Transcribe the entries below exactly.

→ **INFORMATION PROVIDED**

————————

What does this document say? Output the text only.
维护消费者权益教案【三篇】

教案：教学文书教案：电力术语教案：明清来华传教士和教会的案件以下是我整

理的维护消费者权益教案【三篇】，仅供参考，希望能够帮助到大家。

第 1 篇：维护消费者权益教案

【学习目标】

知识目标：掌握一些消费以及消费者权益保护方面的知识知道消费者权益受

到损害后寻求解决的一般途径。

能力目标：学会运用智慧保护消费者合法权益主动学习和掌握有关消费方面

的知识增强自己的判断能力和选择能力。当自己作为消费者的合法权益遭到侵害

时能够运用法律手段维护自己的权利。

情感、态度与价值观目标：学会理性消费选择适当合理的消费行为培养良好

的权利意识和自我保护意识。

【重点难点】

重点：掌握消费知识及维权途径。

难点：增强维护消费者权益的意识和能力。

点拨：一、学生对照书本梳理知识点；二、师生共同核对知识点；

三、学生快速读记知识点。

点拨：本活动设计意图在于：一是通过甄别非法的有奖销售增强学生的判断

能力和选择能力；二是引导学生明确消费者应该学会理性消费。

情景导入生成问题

————————

→ **RESPONSE TO THE TASK**
What does this document say? Output the text only.
维护消费者权益教案【三篇】

教案：教学文书教案：电力术语教案：明清来华传教士和教会的案件以下是我整

理的维护消费者权益教案【三篇】，仅供参考，希望能够帮助到大家。

第 1 篇：维护消费者权益教案

【学习目标】

知识目标：掌握一些消费以及消费者权益保护方面的知识知道消费者权益受

到损害后寻求解决的一般途径。

能力目标：学会运用智慧保护消费者合法权益主动学习和掌握有关消费方面

的知识增强自己的判断能力和选择能力。当自己作为消费者的合法权益遭到侵害

时能够运用法律手段维护自己的权利。

情感、态度与价值观目标：学会理性消费选择适当合理的消费行为培养良好

的权利意识和自我保护意识。

【重点难点】

重点：掌握消费知识及维权途径。

难点：增强维护消费者权益的意识和能力。

点拨：一、学生对照书本梳理知识点；二、师生共同核对知识点；

三、学生快速读记知识点。

点拨：本活动设计意图在于：一是通过甄别非法的有奖销售增强学生的判断

能力和选择能力；二是引导学生明确消费者应该学会理性消费。

情景导入生成问题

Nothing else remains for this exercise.